• WHAT TO WORK ON: Copy, in full, each line of the material that holds the word "Looking".

• RECORD LIST:
------------------------
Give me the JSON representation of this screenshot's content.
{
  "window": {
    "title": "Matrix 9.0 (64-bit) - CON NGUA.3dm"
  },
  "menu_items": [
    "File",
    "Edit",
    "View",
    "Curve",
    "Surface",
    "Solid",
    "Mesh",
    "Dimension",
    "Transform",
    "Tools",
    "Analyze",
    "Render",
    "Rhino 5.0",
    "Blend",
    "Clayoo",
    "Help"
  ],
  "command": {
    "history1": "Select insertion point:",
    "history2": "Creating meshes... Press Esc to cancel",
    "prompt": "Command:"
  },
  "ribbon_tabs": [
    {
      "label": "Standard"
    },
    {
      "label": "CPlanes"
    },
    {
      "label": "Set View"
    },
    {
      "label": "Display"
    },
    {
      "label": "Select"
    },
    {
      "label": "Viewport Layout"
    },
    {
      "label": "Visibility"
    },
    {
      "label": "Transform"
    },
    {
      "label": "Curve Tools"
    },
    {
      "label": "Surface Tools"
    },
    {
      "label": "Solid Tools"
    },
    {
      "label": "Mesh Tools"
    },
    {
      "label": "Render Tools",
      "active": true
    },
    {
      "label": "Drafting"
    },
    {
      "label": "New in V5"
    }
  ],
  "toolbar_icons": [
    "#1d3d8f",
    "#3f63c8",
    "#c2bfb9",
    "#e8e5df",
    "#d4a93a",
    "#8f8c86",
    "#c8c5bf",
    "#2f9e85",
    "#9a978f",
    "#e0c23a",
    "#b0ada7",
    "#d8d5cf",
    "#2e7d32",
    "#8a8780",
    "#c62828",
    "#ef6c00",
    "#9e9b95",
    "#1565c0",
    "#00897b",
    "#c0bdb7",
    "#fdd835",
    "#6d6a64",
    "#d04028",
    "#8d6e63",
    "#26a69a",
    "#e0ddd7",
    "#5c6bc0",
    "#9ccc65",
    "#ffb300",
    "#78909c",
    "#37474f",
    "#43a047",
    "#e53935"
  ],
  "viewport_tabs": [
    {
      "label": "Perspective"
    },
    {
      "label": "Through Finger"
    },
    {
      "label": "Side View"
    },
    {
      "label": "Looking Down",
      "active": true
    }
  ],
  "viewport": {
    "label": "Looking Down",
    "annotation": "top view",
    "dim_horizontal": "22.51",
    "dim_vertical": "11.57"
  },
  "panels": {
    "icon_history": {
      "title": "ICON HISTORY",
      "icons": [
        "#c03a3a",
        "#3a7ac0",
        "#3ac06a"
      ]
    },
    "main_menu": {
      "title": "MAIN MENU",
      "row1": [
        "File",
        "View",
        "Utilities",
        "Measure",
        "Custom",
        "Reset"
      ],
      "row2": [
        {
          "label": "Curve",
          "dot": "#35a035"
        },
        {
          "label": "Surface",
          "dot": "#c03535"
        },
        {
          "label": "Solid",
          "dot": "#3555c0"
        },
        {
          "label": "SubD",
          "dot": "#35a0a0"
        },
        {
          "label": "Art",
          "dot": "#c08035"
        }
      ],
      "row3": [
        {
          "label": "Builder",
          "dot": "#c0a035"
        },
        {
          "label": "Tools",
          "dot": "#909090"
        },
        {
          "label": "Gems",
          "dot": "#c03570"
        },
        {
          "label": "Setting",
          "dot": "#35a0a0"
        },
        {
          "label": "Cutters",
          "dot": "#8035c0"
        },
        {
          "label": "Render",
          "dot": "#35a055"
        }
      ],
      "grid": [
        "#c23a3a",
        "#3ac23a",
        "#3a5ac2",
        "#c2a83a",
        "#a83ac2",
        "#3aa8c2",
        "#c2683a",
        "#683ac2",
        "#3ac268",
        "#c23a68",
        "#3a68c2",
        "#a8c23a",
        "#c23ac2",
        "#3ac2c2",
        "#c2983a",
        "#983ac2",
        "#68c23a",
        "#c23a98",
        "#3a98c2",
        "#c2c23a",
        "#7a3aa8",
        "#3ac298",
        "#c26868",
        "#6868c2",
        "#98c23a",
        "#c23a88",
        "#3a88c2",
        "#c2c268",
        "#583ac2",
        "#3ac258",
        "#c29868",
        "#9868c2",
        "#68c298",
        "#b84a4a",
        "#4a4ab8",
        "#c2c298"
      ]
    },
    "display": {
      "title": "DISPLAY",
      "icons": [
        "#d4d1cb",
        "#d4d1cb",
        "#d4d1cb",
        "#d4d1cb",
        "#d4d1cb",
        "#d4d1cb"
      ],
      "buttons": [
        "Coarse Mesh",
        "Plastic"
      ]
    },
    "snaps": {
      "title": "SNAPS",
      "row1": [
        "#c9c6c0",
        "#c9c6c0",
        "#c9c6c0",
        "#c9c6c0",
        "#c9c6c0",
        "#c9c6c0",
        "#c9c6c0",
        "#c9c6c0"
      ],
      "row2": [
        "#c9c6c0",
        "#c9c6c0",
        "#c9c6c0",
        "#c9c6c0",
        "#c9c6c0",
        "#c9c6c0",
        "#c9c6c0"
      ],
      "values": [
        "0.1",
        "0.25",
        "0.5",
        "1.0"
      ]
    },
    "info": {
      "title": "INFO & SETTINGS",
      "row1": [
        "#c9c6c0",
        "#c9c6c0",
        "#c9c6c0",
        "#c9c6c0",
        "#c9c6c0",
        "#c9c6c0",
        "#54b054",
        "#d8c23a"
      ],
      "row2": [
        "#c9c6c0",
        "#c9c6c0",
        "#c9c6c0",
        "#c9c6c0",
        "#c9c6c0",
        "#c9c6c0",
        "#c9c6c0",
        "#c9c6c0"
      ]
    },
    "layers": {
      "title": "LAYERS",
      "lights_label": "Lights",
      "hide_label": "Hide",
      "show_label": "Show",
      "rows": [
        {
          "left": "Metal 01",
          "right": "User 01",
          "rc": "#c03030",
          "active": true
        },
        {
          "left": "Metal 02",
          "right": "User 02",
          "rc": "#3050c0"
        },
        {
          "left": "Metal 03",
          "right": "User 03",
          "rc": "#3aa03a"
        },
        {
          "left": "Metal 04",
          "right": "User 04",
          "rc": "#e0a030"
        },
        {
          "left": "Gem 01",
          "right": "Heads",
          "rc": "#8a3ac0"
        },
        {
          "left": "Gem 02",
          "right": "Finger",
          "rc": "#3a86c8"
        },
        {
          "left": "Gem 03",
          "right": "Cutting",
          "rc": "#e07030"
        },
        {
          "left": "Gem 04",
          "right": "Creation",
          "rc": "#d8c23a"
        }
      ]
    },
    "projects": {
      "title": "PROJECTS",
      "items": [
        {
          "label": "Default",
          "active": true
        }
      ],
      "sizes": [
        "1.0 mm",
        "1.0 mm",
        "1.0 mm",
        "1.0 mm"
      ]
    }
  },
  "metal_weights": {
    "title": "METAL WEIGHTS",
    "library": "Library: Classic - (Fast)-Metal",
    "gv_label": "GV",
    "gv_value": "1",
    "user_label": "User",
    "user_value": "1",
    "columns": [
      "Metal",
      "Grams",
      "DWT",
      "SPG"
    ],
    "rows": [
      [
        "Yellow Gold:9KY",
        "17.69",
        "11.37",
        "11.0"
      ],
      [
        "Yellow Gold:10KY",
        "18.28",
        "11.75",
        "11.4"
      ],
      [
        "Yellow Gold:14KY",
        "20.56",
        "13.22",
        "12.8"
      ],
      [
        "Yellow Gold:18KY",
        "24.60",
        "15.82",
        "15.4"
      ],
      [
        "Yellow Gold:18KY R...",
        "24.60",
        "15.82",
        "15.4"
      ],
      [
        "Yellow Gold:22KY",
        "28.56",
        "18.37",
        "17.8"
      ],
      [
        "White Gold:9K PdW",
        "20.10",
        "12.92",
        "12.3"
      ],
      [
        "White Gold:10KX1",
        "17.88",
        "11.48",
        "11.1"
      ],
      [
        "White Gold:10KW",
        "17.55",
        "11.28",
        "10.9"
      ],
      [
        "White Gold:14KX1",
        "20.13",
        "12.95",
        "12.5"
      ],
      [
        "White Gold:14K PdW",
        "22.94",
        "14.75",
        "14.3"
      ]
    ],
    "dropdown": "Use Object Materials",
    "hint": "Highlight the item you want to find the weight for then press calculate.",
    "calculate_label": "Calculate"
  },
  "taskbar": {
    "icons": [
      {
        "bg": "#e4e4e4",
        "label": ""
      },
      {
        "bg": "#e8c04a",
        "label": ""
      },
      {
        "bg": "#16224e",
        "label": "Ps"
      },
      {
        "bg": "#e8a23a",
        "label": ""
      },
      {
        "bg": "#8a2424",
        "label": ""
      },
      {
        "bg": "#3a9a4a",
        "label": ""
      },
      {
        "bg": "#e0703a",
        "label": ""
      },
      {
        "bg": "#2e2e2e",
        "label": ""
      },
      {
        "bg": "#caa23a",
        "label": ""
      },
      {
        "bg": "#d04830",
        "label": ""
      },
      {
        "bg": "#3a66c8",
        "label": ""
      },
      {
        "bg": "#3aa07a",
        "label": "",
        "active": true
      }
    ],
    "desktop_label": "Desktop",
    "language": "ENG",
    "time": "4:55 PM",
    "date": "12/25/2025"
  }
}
------------------------
• RESULT OF THIS EXERCISE:
      "label": "Looking Down",
    "label": "Looking Down",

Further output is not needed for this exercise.